Data for the task:
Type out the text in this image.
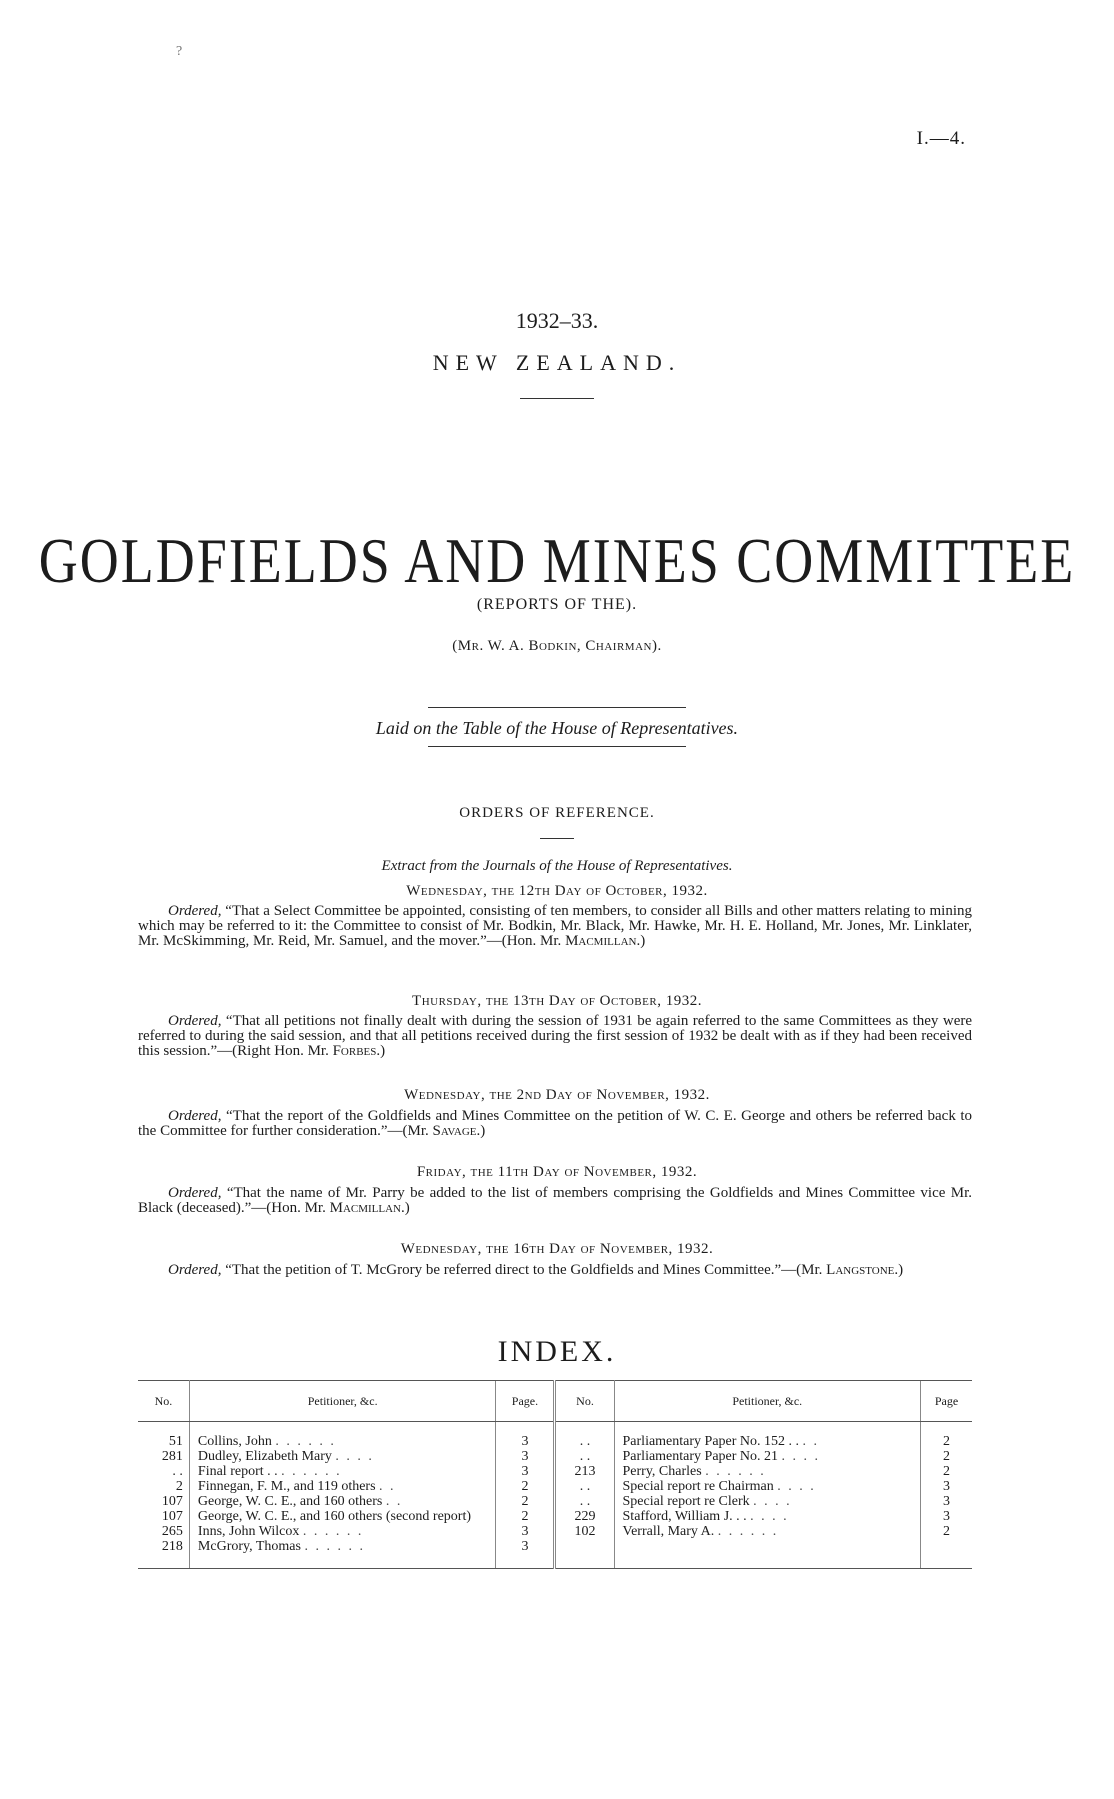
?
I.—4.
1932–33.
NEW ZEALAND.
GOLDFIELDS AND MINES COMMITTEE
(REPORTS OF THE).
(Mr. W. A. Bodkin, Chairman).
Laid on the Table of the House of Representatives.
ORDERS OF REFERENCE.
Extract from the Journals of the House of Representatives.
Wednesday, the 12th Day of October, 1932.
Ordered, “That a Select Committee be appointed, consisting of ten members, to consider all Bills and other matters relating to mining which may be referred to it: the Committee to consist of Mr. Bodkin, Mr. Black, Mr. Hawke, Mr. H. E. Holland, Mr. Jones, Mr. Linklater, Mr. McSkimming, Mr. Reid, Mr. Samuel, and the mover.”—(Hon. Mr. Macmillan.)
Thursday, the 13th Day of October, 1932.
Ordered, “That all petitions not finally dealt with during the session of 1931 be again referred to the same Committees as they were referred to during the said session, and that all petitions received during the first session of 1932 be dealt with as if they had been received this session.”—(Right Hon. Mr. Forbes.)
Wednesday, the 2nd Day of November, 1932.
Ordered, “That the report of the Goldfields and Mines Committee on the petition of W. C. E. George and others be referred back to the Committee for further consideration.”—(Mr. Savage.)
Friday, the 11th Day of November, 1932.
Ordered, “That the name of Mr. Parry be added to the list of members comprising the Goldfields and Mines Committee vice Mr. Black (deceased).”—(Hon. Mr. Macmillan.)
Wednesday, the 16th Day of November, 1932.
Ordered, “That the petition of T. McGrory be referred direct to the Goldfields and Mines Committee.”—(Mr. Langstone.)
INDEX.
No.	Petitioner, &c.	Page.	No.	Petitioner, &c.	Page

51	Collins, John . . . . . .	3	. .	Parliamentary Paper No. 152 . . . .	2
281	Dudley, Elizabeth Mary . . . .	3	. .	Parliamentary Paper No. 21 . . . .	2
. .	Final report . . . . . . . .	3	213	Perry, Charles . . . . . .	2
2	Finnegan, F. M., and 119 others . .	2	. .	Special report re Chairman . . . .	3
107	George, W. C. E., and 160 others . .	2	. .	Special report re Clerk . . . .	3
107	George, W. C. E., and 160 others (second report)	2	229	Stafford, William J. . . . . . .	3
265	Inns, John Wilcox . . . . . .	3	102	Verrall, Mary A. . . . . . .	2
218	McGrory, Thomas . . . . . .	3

Task statement: Reproduce each line of the records exactly, and omit every picture.

Output of the task:
Type out the text in this image.
?
I.—4.
1932–33.
NEW ZEALAND.
GOLDFIELDS AND MINES COMMITTEE
(REPORTS OF THE).
(Mr. W. A. Bodkin, Chairman).
Laid on the Table of the House of Representatives.
ORDERS OF REFERENCE.
Extract from the Journals of the House of Representatives.
Wednesday, the 12th Day of October, 1932.
Ordered, “That a Select Committee be appointed, consisting of ten members, to consider all Bills and other matters relating to mining which may be referred to it: the Committee to consist of Mr. Bodkin, Mr. Black, Mr. Hawke, Mr. H. E. Holland, Mr. Jones, Mr. Linklater, Mr. McSkimming, Mr. Reid, Mr. Samuel, and the mover.”—(Hon. Mr. Macmillan.)
Thursday, the 13th Day of October, 1932.
Ordered, “That all petitions not finally dealt with during the session of 1931 be again referred to the same Committees as they were referred to during the said session, and that all petitions received during the first session of 1932 be dealt with as if they had been received this session.”—(Right Hon. Mr. Forbes.)
Wednesday, the 2nd Day of November, 1932.
Ordered, “That the report of the Goldfields and Mines Committee on the petition of W. C. E. George and others be referred back to the Committee for further consideration.”—(Mr. Savage.)
Friday, the 11th Day of November, 1932.
Ordered, “That the name of Mr. Parry be added to the list of members comprising the Goldfields and Mines Committee vice Mr. Black (deceased).”—(Hon. Mr. Macmillan.)
Wednesday, the 16th Day of November, 1932.
Ordered, “That the petition of T. McGrory be referred direct to the Goldfields and Mines Committee.”—(Mr. Langstone.)
INDEX.
No.	Petitioner, &c.	Page.	No.	Petitioner, &c.	Page

51	Collins, John . . . . . .	3	. .	Parliamentary Paper No. 152 . . . .	2
281	Dudley, Elizabeth Mary . . . .	3	. .	Parliamentary Paper No. 21 . . . .	2
. .	Final report . . . . . . . .	3	213	Perry, Charles . . . . . .	2
2	Finnegan, F. M., and 119 others . .	2	. .	Special report re Chairman . . . .	3
107	George, W. C. E., and 160 others . .	2	. .	Special report re Clerk . . . .	3
107	George, W. C. E., and 160 others (second report)	2	229	Stafford, William J. . . . . . .	3
265	Inns, John Wilcox . . . . . .	3	102	Verrall, Mary A. . . . . . .	2
218	McGrory, Thomas . . . . . .	3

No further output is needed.